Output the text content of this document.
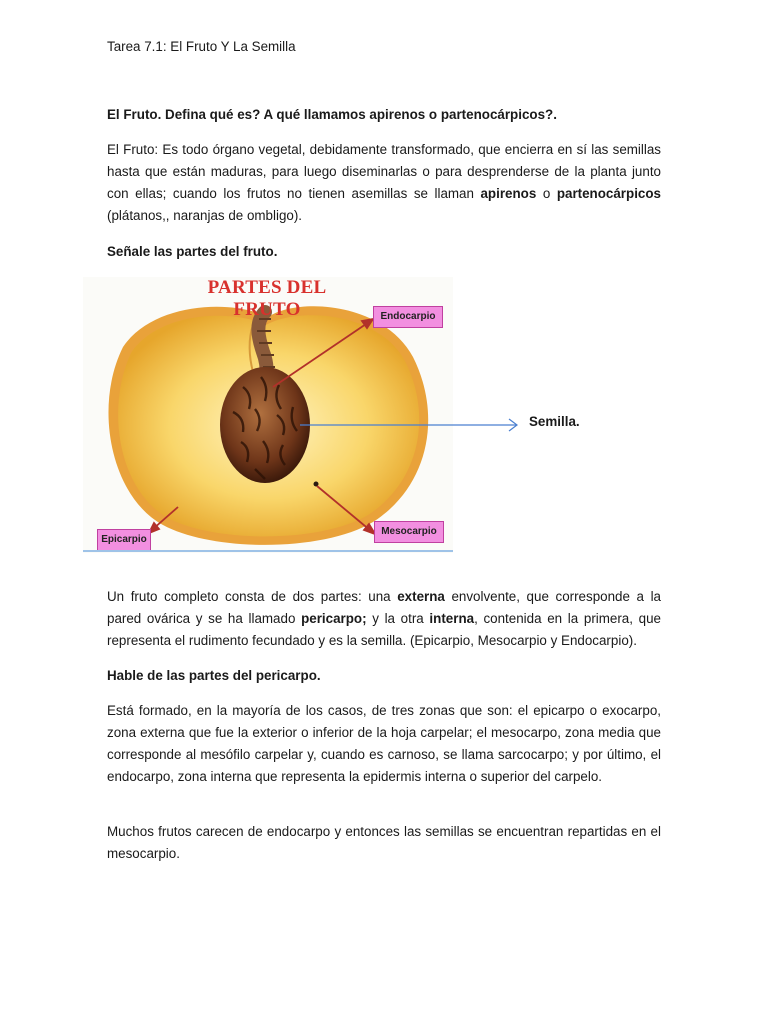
Tarea 7.1: El Fruto Y La Semilla
El Fruto. Defina qué es? A qué llamamos apirenos o partenocárpicos?.
El Fruto: Es todo órgano vegetal, debidamente transformado, que encierra en sí las semillas hasta que están maduras, para luego diseminarlas o para desprenderse de la planta junto con ellas; cuando los frutos no tienen asemillas se llaman apirenos o partenocárpicos (plátanos,, naranjas de ombligo).
Señale las partes del fruto.
PARTES DEL FRUTO	Endocarpio
Mesocarpio
Epicarpio
Semilla.
Un fruto completo consta de dos partes: una externa envolvente, que corresponde a la pared ovárica y se ha llamado pericarpo; y la otra interna, contenida en la primera, que representa el rudimento fecundado y es la semilla. (Epicarpio, Mesocarpio y Endocarpio).
Hable de las partes del pericarpo.
Está formado, en la mayoría de los casos, de tres zonas que son: el epicarpo o exocarpo, zona externa que fue la exterior o inferior de la hoja carpelar; el mesocarpo, zona media que corresponde al mesófilo carpelar y, cuando es carnoso, se llama sarcocarpo; y por último, el endocarpo, zona interna que representa la epidermis interna o superior del carpelo.
Muchos frutos carecen de endocarpo y entonces las semillas se encuentran repartidas en el mesocarpio.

+ + + + +

=== Task directions ===
Copy each line containing the word "externa" from the data.

=== Reply ===
Un fruto completo consta de dos partes: una externa envolvente, que corresponde a la pared ovárica y se ha llamado pericarpo; y la otra interna, contenida en la primera, que representa el rudimento fecundado y es la semilla. (Epicarpio, Mesocarpio y Endocarpio).
Está formado, en la mayoría de los casos, de tres zonas que son: el epicarpo o exocarpo, zona externa que fue la exterior o inferior de la hoja carpelar; el mesocarpo, zona media que corresponde al mesófilo carpelar y, cuando es carnoso, se llama sarcocarpo; y por último, el endocarpo, zona interna que representa la epidermis interna o superior del carpelo.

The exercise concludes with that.